:: Extracted material ::
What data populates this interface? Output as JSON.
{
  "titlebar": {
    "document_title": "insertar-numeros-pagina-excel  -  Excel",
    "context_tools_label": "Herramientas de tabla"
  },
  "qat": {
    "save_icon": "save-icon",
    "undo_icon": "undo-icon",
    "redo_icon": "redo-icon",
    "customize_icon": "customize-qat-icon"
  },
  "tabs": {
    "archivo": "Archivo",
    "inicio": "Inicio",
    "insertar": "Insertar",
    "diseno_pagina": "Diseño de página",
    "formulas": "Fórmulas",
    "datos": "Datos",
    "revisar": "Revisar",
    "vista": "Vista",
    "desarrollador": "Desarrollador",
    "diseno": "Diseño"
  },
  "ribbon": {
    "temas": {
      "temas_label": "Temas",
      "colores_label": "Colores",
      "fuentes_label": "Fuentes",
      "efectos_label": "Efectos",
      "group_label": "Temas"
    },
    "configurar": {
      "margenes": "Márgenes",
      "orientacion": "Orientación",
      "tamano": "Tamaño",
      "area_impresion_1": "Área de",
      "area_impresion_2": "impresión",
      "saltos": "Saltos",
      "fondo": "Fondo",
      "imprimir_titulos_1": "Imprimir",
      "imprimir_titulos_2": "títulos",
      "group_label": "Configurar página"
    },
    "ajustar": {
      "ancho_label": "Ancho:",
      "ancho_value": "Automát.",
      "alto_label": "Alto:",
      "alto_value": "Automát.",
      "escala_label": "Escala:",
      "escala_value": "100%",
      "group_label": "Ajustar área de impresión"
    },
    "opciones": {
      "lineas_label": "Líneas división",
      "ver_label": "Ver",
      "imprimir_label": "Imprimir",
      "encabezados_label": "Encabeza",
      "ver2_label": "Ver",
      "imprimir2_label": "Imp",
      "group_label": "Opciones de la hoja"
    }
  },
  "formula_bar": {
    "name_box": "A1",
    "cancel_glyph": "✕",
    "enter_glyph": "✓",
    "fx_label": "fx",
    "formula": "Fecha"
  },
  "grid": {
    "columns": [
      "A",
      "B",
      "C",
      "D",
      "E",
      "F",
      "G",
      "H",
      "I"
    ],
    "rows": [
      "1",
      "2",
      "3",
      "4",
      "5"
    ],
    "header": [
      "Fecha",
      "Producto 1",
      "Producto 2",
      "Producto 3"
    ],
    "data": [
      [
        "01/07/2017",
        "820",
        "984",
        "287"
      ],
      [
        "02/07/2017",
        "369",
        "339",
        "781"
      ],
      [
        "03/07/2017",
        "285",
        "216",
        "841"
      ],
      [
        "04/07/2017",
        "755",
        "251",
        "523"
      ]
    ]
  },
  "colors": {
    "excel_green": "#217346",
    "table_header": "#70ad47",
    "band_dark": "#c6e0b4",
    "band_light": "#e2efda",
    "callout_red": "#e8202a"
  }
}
:::
:: Extracted material ::
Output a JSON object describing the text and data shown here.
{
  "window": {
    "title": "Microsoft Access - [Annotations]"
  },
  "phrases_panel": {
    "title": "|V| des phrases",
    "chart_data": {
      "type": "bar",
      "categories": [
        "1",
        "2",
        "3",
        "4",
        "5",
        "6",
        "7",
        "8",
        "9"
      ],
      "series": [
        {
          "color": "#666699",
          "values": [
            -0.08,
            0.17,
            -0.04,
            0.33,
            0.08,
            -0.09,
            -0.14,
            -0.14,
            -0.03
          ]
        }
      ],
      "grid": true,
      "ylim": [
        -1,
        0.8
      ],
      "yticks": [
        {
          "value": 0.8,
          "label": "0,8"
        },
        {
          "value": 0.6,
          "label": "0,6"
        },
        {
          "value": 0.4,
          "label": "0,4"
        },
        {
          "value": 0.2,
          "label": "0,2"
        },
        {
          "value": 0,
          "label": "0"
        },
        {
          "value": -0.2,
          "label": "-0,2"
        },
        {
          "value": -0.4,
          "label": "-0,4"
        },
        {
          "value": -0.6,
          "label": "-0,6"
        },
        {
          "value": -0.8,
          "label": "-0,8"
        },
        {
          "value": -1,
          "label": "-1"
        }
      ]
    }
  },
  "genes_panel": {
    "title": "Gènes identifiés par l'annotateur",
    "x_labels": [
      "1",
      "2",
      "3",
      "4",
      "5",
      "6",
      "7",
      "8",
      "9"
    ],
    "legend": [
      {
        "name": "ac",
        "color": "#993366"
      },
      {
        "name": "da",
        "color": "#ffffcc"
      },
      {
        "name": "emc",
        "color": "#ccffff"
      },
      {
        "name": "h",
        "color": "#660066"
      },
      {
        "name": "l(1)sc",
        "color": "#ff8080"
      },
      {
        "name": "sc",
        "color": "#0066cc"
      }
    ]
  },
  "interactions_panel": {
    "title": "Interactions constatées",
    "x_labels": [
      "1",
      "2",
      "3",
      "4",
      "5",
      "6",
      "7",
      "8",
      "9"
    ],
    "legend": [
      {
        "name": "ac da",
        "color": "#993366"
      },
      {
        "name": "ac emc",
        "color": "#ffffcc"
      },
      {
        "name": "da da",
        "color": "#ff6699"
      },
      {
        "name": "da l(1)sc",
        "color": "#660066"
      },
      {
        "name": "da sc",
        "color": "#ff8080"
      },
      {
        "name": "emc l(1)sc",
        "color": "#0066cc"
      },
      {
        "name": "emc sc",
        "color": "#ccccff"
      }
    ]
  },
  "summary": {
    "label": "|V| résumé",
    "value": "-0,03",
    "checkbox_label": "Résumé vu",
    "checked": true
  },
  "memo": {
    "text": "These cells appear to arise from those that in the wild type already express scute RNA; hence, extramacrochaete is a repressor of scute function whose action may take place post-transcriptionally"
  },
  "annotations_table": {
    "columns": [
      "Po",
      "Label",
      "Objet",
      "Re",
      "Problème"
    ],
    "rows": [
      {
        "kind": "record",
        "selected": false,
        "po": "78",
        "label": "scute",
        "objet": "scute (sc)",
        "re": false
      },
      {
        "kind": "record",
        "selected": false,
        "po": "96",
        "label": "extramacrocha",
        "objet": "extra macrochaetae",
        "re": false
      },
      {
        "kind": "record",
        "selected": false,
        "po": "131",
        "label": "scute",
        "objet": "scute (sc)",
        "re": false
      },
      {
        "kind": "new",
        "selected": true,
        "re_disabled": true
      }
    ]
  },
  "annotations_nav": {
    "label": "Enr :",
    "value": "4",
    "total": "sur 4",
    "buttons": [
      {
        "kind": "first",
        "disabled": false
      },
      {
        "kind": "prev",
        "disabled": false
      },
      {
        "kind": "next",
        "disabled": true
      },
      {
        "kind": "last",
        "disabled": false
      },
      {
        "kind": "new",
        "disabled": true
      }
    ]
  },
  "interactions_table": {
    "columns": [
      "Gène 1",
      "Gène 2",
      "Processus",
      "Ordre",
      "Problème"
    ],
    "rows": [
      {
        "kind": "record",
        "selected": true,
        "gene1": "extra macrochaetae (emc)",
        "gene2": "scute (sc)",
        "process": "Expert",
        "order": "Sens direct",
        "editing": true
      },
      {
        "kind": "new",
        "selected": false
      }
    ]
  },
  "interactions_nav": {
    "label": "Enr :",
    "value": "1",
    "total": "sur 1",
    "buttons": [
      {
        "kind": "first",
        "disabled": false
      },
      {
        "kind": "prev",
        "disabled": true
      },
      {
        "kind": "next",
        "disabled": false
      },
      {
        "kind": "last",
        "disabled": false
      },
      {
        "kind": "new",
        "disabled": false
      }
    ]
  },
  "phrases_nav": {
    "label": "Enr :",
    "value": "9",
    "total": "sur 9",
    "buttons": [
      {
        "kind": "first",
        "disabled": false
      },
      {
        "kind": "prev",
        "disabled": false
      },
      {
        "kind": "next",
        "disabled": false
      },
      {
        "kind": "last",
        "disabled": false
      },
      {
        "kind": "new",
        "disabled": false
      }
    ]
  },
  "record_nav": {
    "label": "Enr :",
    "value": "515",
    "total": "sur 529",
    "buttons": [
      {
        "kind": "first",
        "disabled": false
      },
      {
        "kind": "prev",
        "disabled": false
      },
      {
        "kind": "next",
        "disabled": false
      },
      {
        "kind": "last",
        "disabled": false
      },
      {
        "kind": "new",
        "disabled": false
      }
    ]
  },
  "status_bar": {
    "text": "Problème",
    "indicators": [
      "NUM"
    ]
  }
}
:::
:: Extracted material ::
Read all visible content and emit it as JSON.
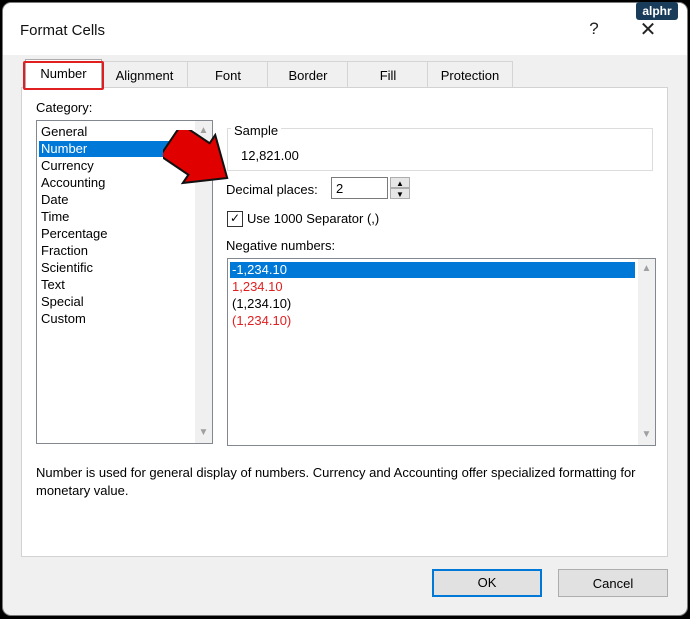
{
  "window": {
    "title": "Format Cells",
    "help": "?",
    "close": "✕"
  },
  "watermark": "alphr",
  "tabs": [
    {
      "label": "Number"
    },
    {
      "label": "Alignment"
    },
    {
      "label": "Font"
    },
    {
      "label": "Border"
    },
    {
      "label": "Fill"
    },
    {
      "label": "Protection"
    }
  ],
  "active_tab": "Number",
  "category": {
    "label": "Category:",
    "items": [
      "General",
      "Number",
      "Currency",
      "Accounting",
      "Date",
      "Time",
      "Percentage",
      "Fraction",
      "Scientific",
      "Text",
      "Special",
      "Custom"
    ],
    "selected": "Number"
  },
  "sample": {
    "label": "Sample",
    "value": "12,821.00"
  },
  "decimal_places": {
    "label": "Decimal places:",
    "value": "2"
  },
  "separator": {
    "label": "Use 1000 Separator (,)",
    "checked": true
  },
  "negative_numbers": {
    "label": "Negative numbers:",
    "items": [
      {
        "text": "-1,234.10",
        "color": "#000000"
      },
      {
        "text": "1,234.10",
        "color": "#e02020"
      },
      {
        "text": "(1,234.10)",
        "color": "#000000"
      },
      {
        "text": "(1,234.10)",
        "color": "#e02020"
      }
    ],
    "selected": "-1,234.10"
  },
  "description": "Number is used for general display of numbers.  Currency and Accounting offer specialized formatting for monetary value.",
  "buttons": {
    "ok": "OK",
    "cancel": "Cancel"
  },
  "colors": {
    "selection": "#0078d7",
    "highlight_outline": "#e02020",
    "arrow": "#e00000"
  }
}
:::
## Task to complete
Say how many lines in the entries contain the string "type", and say nothing else.

## Response to the exercise
2